• _DATA_:
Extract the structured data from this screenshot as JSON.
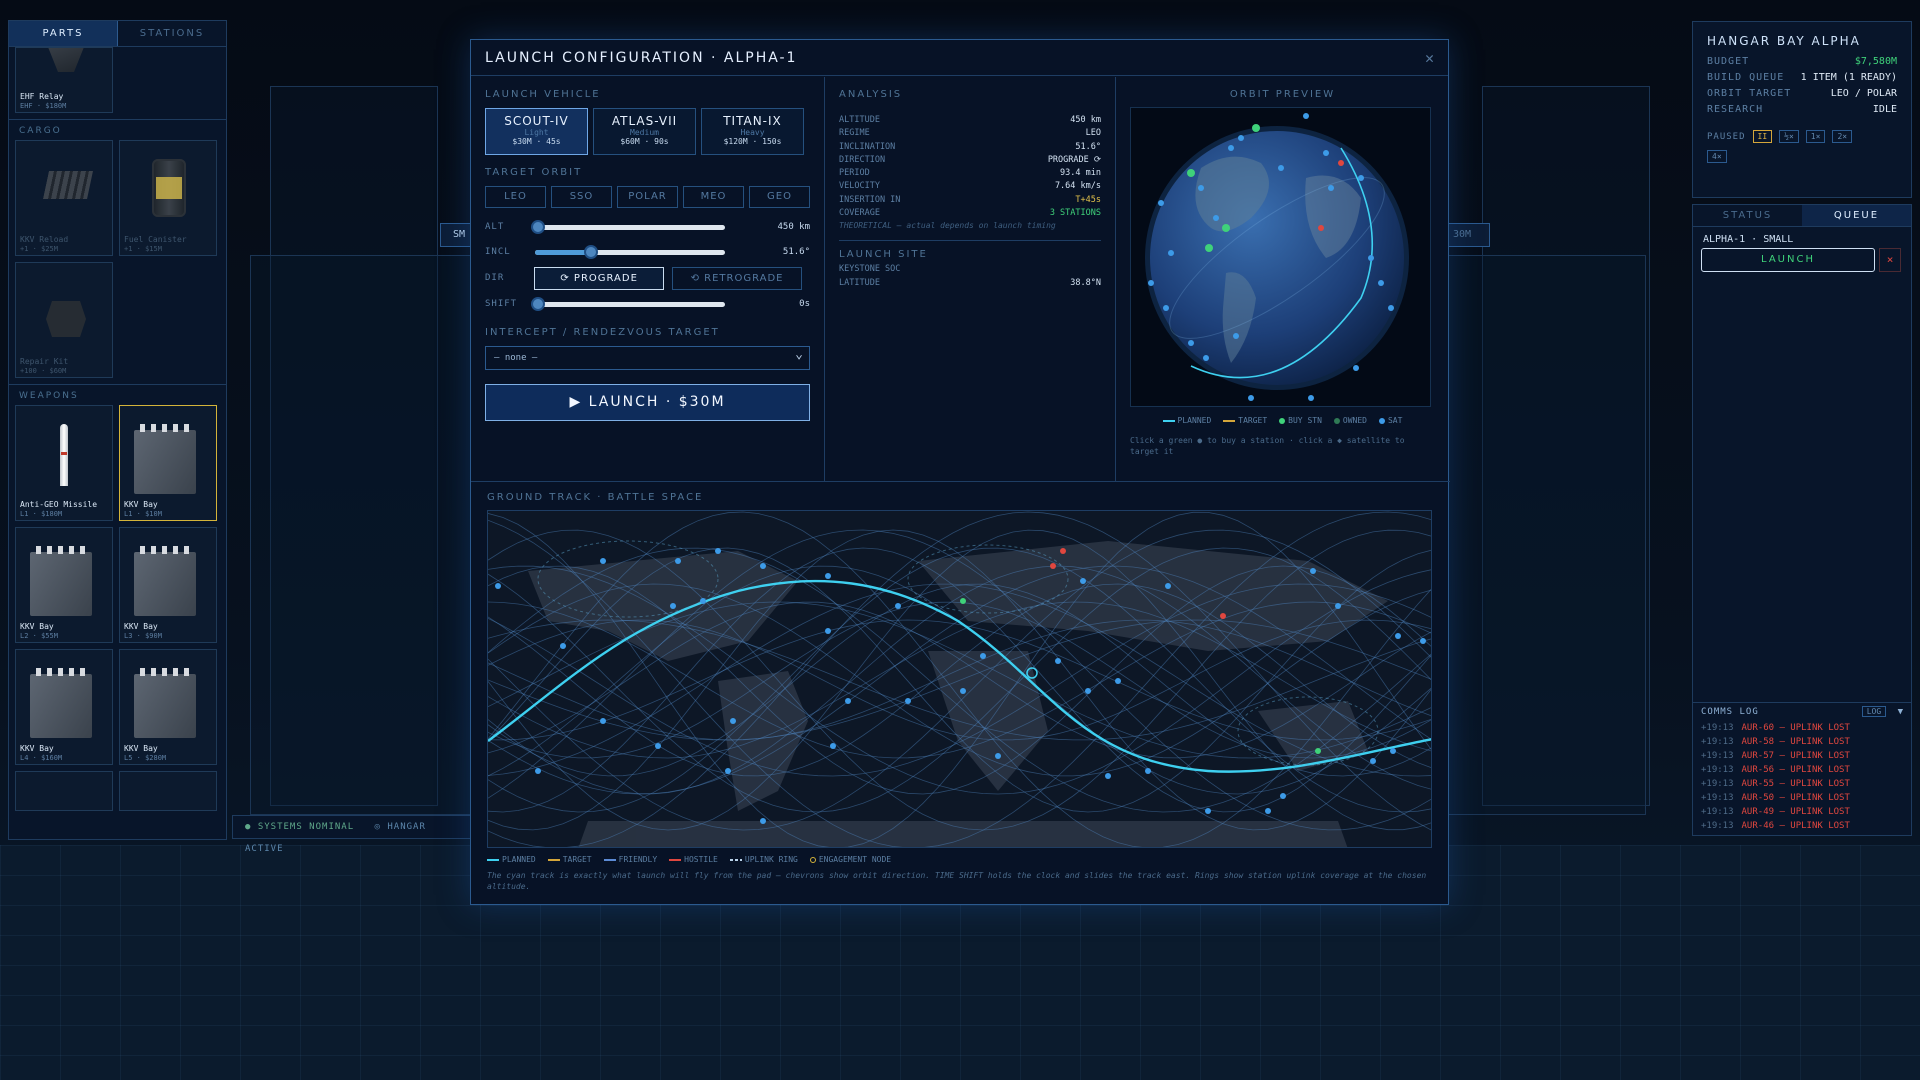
{
  "left_panel": {
    "tabs": [
      "PARTS",
      "STATIONS"
    ],
    "top_item": {
      "name": "EHF Relay",
      "cost": "EHF · $180M"
    },
    "cargo_label": "CARGO",
    "cargo": [
      {
        "name": "KKV Reload",
        "cost": "+1 · $25M"
      },
      {
        "name": "Fuel Canister",
        "cost": "+1 · $15M"
      },
      {
        "name": "Repair Kit",
        "cost": "+100 · $60M"
      }
    ],
    "weapons_label": "WEAPONS",
    "weapons": [
      {
        "name": "Anti-GEO Missile",
        "cost": "L1 · $180M",
        "kind": "missile"
      },
      {
        "name": "KKV Bay",
        "cost": "L1 · $10M",
        "kind": "bay"
      },
      {
        "name": "KKV Bay",
        "cost": "L2 · $55M",
        "kind": "bay"
      },
      {
        "name": "KKV Bay",
        "cost": "L3 · $90M",
        "kind": "bay"
      },
      {
        "name": "KKV Bay",
        "cost": "L4 · $160M",
        "kind": "bay"
      },
      {
        "name": "KKV Bay",
        "cost": "L5 · $280M",
        "kind": "bay"
      }
    ]
  },
  "modal": {
    "title": "LAUNCH CONFIGURATION · ALPHA-1",
    "launch_vehicle_label": "LAUNCH VEHICLE",
    "vehicles": [
      {
        "name": "SCOUT-IV",
        "class": "Light",
        "price": "$30M · 45s"
      },
      {
        "name": "ATLAS-VII",
        "class": "Medium",
        "price": "$60M · 90s"
      },
      {
        "name": "TITAN-IX",
        "class": "Heavy",
        "price": "$120M · 150s"
      }
    ],
    "target_orbit_label": "TARGET ORBIT",
    "orbits": [
      "LEO",
      "SSO",
      "POLAR",
      "MEO",
      "GEO"
    ],
    "sliders": {
      "alt": {
        "label": "ALT",
        "value": "450 km",
        "fraction": 0.0
      },
      "incl": {
        "label": "INCL",
        "value": "51.6°",
        "fraction": 0.28
      },
      "shift": {
        "label": "SHIFT",
        "value": "0s",
        "fraction": 0.0
      }
    },
    "dir_label": "DIR",
    "prograde": "⟳ PROGRADE",
    "retrograde": "⟲ RETROGRADE",
    "intercept_label": "INTERCEPT / RENDEZVOUS TARGET",
    "intercept_value": "— none —",
    "launch_button": "▶ LAUNCH · $30M",
    "analysis_label": "ANALYSIS",
    "analysis": [
      {
        "k": "ALTITUDE",
        "v": "450 km"
      },
      {
        "k": "REGIME",
        "v": "LEO"
      },
      {
        "k": "INCLINATION",
        "v": "51.6°"
      },
      {
        "k": "DIRECTION",
        "v": "PROGRADE ⟳"
      },
      {
        "k": "PERIOD",
        "v": "93.4 min"
      },
      {
        "k": "VELOCITY",
        "v": "7.64 km/s"
      },
      {
        "k": "INSERTION IN",
        "v": "T+45s"
      },
      {
        "k": "COVERAGE",
        "v": "3 STATIONS"
      }
    ],
    "analysis_note": "THEORETICAL — actual depends on launch timing",
    "launch_site_label": "LAUNCH SITE",
    "site_name": "KEYSTONE SOC",
    "site_lat_label": "LATITUDE",
    "site_lat": "38.8°N",
    "orbit_preview_label": "ORBIT PREVIEW",
    "orbit_legend": [
      "PLANNED",
      "TARGET",
      "BUY STN",
      "OWNED",
      "SAT"
    ],
    "orbit_hint": "Click a green ● to buy a station · click a ◆ satellite to target it",
    "ground_track_label": "GROUND TRACK · BATTLE SPACE",
    "ground_legend": [
      "PLANNED",
      "TARGET",
      "FRIENDLY",
      "HOSTILE",
      "UPLINK RING",
      "ENGAGEMENT NODE"
    ],
    "ground_note": "The cyan track is exactly what launch will fly from the pad — chevrons show orbit direction. TIME SHIFT holds the clock and slides the track east. Rings show station uplink coverage at the chosen altitude."
  },
  "hangar": {
    "title": "HANGAR BAY ALPHA",
    "rows": [
      {
        "k": "BUDGET",
        "v": "$7,580M"
      },
      {
        "k": "BUILD QUEUE",
        "v": "1 ITEM (1 READY)"
      },
      {
        "k": "ORBIT TARGET",
        "v": "LEO / POLAR"
      },
      {
        "k": "RESEARCH",
        "v": "IDLE"
      }
    ],
    "paused_label": "PAUSED",
    "speeds": [
      "II",
      "½×",
      "1×",
      "2×",
      "4×"
    ]
  },
  "queue": {
    "tabs": [
      "STATUS",
      "QUEUE"
    ],
    "item": "ALPHA-1 · SMALL",
    "launch": "LAUNCH",
    "remove": "×",
    "comms_label": "COMMS LOG",
    "log_btn": "LOG",
    "log": [
      {
        "t": "+19:13",
        "m": "AUR-60 — UPLINK LOST"
      },
      {
        "t": "+19:13",
        "m": "AUR-58 — UPLINK LOST"
      },
      {
        "t": "+19:13",
        "m": "AUR-57 — UPLINK LOST"
      },
      {
        "t": "+19:13",
        "m": "AUR-56 — UPLINK LOST"
      },
      {
        "t": "+19:13",
        "m": "AUR-55 — UPLINK LOST"
      },
      {
        "t": "+19:13",
        "m": "AUR-50 — UPLINK LOST"
      },
      {
        "t": "+19:13",
        "m": "AUR-49 — UPLINK LOST"
      },
      {
        "t": "+19:13",
        "m": "AUR-46 — UPLINK LOST"
      }
    ]
  },
  "status_bar": {
    "a": "● SYSTEMS NOMINAL",
    "b": "◎ HANGAR ACTIVE"
  },
  "bg_labels": {
    "left": "SM",
    "right": "30M"
  },
  "colors": {
    "cyan": "#3ed0f0",
    "gold": "#d4b43a",
    "green": "#3fd27a",
    "red": "#e0473f",
    "blue": "#3d9be8"
  }
}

• _YOUR GOAL_: Scan the material above for the word "LOST". Copy each line where it occurs.

• _RESPONSE FOR THIS EXERCISE_:
        "m": "AUR-60 — UPLINK LOST"
        "m": "AUR-58 — UPLINK LOST"
        "m": "AUR-57 — UPLINK LOST"
        "m": "AUR-56 — UPLINK LOST"
        "m": "AUR-55 — UPLINK LOST"
        "m": "AUR-50 — UPLINK LOST"
        "m": "AUR-49 — UPLINK LOST"
        "m": "AUR-46 — UPLINK LOST"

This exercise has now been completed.